__Aim__: Count the lines below that contain the word "shall" and give only the number.

__Input material__:
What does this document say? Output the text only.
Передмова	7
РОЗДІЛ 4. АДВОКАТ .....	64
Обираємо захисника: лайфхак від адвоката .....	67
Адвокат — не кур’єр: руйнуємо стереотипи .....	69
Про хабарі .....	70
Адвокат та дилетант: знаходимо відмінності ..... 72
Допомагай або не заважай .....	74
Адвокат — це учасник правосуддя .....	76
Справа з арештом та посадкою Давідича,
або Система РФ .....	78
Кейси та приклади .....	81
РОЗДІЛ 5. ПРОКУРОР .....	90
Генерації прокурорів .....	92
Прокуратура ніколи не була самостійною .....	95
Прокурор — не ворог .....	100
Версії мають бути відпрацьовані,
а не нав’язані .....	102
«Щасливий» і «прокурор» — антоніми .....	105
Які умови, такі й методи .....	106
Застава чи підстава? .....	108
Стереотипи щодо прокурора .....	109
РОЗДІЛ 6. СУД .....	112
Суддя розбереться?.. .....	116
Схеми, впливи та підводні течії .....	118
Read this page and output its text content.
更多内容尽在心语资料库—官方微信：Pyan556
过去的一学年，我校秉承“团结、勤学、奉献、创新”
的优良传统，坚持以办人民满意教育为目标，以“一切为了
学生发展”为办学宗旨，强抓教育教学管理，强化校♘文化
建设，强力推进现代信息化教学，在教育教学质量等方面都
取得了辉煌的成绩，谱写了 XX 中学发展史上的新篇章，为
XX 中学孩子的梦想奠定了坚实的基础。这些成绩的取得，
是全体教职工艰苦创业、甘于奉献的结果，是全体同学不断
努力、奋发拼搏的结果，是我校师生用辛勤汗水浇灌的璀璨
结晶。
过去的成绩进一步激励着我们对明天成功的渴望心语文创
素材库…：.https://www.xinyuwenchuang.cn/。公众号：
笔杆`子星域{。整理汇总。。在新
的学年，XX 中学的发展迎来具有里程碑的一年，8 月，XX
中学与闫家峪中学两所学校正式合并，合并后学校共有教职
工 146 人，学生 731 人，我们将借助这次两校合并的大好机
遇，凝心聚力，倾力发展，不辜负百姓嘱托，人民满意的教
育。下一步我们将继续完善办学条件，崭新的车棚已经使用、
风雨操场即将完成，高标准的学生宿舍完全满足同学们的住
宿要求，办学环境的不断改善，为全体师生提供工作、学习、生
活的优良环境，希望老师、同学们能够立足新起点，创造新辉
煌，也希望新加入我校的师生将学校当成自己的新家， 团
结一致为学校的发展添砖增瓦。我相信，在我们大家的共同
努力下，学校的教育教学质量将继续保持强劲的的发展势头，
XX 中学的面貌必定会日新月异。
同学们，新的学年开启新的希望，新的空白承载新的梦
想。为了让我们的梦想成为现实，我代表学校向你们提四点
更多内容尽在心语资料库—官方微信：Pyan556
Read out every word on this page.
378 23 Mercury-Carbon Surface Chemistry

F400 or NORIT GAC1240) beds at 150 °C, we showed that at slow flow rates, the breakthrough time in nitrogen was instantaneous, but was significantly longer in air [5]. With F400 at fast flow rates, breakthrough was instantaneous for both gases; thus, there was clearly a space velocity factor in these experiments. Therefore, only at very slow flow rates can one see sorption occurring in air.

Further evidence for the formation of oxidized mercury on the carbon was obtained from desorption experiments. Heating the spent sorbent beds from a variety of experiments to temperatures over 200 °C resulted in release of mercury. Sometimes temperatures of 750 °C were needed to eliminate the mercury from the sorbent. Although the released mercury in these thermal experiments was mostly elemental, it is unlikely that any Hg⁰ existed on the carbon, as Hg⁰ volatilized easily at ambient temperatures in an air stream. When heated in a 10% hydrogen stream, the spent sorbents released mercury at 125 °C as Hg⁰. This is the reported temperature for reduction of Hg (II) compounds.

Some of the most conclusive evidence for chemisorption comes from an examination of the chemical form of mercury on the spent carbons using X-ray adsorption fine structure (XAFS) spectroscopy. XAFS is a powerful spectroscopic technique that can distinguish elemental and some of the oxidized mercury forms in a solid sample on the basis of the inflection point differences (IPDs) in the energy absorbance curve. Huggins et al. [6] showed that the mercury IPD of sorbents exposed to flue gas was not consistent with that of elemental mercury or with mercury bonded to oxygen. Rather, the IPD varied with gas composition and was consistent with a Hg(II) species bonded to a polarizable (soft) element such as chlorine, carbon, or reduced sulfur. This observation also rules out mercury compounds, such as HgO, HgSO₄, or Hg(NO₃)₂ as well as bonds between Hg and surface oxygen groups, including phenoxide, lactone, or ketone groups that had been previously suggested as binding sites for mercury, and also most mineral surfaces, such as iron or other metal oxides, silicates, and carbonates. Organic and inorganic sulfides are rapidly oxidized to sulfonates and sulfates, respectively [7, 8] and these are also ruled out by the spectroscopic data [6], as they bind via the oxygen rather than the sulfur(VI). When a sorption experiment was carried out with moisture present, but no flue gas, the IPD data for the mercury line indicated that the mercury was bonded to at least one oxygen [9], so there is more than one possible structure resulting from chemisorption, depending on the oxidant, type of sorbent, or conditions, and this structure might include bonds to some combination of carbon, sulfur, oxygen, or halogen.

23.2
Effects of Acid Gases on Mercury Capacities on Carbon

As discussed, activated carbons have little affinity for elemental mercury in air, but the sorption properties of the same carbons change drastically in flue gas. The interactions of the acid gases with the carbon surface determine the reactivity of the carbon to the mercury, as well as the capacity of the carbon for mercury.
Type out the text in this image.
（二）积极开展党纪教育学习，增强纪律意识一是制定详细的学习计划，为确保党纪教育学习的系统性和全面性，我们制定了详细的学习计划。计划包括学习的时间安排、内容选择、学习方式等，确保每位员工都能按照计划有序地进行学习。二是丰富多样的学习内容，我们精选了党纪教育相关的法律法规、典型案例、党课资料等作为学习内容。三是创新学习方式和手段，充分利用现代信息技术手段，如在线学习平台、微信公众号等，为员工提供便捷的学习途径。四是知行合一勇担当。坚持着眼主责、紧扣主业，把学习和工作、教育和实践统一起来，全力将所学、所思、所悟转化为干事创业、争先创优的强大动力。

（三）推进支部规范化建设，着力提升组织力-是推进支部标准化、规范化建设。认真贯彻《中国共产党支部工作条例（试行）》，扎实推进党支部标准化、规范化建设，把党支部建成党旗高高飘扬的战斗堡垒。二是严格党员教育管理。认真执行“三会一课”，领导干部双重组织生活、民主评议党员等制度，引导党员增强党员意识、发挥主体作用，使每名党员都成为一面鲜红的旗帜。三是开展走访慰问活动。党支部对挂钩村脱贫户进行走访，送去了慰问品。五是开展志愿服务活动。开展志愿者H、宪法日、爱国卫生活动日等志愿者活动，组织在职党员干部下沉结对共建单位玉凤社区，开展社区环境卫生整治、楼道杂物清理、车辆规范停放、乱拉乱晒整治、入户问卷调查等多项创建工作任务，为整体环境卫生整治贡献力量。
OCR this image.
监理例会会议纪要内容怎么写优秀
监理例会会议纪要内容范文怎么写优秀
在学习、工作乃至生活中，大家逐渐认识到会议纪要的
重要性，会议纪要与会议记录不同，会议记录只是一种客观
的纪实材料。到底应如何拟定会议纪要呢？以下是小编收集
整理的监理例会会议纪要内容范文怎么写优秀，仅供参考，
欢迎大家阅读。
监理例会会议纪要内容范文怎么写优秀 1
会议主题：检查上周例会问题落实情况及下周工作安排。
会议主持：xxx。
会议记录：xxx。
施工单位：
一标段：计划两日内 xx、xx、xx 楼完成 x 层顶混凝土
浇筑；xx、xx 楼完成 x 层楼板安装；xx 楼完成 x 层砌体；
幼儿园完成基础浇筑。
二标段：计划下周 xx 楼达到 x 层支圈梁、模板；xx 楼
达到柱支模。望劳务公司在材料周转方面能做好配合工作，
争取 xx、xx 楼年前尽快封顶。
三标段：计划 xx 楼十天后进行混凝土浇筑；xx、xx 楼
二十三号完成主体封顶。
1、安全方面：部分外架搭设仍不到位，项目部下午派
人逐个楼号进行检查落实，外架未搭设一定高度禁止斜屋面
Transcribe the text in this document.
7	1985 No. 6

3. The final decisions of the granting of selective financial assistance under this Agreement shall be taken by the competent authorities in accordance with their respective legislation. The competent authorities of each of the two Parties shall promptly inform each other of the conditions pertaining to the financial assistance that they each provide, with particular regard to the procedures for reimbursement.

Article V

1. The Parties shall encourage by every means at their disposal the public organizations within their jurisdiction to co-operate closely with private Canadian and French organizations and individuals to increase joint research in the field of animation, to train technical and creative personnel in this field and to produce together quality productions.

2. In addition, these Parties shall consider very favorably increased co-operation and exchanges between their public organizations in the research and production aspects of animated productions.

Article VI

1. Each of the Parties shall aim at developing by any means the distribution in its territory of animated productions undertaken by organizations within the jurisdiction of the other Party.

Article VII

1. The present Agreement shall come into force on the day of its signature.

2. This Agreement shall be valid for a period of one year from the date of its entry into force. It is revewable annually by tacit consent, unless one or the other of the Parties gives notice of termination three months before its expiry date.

__Solution__: 6